_Information provided_:
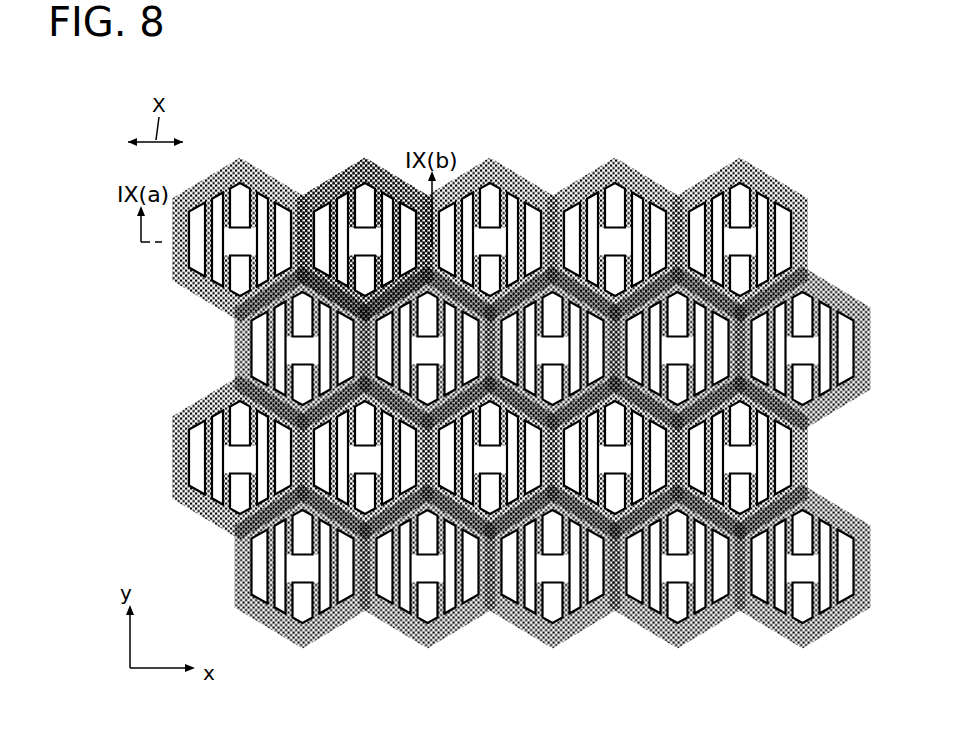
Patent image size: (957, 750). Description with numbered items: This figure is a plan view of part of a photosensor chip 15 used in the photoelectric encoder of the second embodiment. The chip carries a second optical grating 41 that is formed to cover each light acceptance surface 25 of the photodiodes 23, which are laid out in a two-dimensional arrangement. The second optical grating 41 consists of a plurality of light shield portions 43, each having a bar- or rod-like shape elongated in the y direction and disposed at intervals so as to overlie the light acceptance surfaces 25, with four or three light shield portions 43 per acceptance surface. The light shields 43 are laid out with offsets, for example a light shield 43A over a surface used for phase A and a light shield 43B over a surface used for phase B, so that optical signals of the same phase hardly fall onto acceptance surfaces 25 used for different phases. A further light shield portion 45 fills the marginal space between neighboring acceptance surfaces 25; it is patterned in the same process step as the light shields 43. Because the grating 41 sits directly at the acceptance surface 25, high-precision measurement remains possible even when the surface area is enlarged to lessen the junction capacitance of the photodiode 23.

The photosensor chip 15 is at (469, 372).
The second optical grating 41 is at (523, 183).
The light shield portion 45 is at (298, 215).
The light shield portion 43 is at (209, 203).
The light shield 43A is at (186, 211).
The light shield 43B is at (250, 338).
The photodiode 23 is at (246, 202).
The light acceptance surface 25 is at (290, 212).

---

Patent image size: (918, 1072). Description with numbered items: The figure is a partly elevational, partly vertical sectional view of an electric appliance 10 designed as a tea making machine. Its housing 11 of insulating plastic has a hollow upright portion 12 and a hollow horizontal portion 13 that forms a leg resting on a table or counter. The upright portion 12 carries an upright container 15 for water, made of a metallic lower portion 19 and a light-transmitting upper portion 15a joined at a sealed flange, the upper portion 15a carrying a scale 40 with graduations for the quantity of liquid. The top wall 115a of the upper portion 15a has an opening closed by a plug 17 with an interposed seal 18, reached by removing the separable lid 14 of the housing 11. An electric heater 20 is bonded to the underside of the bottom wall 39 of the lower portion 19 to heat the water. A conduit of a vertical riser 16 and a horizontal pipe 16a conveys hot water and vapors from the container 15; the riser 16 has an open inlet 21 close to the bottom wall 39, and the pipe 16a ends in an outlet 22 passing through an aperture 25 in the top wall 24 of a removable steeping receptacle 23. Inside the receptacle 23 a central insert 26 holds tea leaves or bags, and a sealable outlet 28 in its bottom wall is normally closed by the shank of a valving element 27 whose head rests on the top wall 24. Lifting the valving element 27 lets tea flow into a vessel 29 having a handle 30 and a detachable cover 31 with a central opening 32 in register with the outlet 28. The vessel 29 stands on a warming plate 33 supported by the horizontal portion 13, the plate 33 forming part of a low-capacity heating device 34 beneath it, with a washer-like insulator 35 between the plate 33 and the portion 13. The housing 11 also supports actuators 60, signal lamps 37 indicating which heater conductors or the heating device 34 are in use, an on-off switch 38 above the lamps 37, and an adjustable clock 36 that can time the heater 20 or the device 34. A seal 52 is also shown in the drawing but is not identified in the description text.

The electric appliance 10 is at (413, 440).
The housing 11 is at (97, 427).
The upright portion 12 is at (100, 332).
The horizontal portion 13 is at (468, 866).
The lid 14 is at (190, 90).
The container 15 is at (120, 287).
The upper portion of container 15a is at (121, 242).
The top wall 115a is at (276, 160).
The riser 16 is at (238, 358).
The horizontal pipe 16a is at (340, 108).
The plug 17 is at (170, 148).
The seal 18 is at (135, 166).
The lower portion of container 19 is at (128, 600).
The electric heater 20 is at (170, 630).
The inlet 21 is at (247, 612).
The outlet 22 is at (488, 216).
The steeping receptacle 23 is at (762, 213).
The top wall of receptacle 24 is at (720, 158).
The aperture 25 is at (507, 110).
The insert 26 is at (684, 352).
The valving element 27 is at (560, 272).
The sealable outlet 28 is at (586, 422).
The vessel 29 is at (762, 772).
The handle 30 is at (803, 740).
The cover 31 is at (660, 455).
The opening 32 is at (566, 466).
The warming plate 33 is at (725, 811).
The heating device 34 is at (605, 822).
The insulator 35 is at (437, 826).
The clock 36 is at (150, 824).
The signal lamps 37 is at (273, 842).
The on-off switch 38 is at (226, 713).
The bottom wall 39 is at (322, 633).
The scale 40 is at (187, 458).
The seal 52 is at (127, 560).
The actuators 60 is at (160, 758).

_Aim_: Copy out the lines of the records from the line containing "Patent image size: (957, 750)." up to and including the line containing "The light acceptance surface 25".

_Expected answer_:
Patent image size: (957, 750). Description with numbered items: This figure is a plan view of part of a photosensor chip 15 used in the photoelectric encoder of the second embodiment. The chip carries a second optical grating 41 that is formed to cover each light acceptance surface 25 of the photodiodes 23, which are laid out in a two-dimensional arrangement. The second optical grating 41 consists of a plurality of light shield portions 43, each having a bar- or rod-like shape elongated in the y direction and disposed at intervals so as to overlie the light acceptance surfaces 25, with four or three light shield portions 43 per acceptance surface. The light shields 43 are laid out with offsets, for example a light shield 43A over a surface used for phase A and a light shield 43B over a surface used for phase B, so that optical signals of the same phase hardly fall onto acceptance surfaces 25 used for different phases. A further light shield portion 45 fills the marginal space between neighboring acceptance surfaces 25; it is patterned in the same process step as the light shields 43. Because the grating 41 sits directly at the acceptance surface 25, high-precision measurement remains possible even when the surface area is enlarged to lessen the junction capacitance of the photodiode 23.

The photosensor chip 15 is at (469, 372).
The second optical grating 41 is at (523, 183).
The light shield portion 45 is at (298, 215).
The light shield portion 43 is at (209, 203).
The light shield 43A is at (186, 211).
The light shield 43B is at (250, 338).
The photodiode 23 is at (246, 202).
The light acceptance surface 25 is at (290, 212).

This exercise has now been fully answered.